**What you should do**
Where a line contains the word "total", copy that line in full.

**Exercise input**
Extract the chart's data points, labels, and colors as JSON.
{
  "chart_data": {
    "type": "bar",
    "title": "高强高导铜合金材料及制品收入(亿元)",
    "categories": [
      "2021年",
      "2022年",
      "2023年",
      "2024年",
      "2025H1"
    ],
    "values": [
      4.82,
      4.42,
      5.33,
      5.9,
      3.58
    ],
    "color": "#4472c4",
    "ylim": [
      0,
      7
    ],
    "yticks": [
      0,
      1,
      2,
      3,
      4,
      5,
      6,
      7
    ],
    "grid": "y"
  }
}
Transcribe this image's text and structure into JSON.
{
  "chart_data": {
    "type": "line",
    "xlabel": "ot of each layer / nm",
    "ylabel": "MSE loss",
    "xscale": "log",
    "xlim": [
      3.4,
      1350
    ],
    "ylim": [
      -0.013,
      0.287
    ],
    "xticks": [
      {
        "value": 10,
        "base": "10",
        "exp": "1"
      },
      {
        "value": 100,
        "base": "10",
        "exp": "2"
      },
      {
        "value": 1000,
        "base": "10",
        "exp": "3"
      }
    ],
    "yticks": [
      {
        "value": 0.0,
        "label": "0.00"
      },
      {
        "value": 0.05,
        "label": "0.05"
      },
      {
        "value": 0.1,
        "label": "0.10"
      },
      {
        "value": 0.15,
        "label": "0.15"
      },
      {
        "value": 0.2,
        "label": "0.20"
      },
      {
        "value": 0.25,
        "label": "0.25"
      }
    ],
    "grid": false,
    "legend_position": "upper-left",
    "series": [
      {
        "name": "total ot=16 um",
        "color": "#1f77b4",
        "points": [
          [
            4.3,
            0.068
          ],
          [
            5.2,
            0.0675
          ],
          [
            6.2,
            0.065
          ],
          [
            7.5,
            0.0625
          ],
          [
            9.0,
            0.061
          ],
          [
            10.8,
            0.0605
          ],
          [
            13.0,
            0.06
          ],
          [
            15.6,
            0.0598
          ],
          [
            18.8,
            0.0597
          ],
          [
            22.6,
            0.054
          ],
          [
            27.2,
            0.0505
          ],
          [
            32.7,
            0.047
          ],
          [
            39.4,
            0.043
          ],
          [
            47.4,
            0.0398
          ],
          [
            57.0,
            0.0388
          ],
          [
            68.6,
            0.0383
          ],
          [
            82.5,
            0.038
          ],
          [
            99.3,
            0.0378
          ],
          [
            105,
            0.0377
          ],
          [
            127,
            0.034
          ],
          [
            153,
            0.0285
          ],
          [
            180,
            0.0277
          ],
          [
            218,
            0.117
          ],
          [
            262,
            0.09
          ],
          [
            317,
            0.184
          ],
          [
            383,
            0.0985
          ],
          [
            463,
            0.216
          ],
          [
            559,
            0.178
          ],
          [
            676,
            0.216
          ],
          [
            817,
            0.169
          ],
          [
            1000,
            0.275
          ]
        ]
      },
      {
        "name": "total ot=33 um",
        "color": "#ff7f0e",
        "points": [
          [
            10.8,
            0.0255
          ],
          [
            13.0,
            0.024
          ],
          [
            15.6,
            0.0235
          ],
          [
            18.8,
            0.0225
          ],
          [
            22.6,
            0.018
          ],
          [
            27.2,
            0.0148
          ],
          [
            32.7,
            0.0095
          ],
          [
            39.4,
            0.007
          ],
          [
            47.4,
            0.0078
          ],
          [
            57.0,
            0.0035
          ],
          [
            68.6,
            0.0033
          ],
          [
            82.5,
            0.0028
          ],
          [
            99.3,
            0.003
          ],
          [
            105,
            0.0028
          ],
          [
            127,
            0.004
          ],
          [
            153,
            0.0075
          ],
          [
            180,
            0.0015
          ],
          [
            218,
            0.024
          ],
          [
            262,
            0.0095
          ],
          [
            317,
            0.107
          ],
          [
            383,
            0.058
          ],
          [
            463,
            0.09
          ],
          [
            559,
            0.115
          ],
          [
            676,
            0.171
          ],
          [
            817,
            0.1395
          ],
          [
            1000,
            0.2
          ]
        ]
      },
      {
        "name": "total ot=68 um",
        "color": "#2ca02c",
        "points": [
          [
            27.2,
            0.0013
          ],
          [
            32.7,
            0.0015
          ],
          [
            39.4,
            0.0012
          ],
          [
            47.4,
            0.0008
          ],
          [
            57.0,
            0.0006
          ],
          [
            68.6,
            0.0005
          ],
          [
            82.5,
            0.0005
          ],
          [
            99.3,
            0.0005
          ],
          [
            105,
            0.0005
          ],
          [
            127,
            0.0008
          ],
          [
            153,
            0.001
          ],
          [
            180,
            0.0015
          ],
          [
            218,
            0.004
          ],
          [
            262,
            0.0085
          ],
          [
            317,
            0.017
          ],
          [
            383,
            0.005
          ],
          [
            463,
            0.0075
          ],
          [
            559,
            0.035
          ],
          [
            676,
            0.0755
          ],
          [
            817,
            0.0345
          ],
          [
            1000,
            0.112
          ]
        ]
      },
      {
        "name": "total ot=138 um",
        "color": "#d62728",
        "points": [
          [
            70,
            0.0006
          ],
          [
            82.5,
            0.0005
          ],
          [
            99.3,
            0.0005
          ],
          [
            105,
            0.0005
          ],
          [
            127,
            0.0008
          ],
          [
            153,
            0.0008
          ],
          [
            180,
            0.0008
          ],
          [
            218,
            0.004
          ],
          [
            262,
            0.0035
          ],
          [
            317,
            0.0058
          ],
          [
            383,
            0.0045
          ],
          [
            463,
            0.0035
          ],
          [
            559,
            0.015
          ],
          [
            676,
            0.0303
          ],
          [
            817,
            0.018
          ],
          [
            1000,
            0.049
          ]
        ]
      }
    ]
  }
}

**Response for this exercise**
        "name": "total ot=16 um",
        "name": "total ot=33 um",
        "name": "total ot=68 um",
        "name": "total ot=138 um",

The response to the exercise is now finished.